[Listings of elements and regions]
____________________

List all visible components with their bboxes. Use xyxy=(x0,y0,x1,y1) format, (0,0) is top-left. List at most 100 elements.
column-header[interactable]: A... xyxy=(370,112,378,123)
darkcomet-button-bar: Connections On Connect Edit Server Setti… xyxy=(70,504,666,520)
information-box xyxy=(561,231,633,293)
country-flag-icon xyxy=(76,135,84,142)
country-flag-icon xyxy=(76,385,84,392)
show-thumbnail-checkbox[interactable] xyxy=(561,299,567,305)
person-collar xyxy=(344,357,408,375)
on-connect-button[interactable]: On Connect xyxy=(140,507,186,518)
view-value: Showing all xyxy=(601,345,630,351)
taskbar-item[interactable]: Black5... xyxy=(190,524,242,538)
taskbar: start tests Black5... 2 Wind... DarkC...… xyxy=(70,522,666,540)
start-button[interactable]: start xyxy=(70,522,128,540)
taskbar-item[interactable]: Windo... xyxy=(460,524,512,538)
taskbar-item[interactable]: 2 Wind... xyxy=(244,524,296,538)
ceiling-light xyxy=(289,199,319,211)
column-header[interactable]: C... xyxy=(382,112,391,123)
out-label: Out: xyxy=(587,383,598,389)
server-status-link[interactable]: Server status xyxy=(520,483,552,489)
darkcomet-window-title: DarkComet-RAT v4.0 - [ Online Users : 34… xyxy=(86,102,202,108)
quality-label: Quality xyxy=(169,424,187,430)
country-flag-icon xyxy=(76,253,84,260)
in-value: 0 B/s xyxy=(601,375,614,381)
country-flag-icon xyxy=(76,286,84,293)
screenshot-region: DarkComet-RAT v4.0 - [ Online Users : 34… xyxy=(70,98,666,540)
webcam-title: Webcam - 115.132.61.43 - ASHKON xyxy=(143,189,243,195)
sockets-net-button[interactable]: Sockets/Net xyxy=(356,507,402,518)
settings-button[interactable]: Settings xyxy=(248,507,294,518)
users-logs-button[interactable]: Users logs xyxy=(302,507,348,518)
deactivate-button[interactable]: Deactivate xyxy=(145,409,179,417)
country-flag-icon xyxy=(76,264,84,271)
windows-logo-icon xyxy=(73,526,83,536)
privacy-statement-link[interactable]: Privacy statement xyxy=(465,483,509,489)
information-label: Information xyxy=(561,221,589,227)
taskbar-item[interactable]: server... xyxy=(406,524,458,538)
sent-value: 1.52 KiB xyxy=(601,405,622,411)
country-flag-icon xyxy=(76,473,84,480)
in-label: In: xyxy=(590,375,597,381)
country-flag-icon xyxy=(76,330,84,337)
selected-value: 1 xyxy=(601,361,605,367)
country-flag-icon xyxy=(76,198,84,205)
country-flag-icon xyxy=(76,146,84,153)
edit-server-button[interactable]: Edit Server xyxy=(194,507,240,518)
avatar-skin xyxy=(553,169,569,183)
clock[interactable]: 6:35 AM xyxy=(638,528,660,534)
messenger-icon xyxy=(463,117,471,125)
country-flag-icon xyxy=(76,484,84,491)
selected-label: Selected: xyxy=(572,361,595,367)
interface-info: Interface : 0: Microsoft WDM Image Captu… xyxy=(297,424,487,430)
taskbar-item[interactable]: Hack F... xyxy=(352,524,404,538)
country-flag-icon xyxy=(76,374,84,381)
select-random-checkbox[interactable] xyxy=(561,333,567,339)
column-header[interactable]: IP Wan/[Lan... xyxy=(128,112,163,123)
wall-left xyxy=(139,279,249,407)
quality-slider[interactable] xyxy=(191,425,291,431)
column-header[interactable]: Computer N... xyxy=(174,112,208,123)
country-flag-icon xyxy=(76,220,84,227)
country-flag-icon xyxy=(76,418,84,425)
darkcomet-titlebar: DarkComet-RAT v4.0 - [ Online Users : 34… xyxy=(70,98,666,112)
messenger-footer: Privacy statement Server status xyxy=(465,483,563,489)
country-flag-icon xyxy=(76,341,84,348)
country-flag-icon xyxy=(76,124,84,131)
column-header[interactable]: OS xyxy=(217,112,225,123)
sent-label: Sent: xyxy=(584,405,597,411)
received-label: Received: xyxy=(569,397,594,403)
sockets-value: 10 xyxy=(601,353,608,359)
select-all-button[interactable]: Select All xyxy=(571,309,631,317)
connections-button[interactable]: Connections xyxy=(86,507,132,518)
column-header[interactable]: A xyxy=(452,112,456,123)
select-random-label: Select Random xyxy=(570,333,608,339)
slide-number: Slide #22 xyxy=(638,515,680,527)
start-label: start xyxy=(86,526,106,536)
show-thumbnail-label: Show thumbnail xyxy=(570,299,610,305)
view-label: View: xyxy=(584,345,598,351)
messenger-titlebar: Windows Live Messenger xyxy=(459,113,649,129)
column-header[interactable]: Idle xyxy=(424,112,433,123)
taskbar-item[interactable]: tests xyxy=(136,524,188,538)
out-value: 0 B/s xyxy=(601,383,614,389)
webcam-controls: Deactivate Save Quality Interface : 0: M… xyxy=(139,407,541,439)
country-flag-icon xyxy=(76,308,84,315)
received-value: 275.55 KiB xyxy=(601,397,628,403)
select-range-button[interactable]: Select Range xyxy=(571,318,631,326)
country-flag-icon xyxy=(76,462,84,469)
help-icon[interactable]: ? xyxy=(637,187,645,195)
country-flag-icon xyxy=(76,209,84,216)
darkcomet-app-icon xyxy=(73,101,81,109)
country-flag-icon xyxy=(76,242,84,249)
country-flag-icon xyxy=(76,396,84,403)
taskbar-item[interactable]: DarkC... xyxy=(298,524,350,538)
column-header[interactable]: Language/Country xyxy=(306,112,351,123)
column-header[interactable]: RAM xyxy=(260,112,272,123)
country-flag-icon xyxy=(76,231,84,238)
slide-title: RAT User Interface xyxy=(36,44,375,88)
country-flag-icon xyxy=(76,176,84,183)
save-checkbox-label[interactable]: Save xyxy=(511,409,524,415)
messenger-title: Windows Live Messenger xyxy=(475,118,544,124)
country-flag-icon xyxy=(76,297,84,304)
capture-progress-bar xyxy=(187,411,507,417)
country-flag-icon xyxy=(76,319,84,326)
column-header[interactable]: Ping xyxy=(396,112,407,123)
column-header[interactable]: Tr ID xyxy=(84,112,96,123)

____________________

:: TASK PROMPT ::
Tally the lines in the items above that contain the string "Live", and reply with only that number.

:: THE RESPONSE ::
2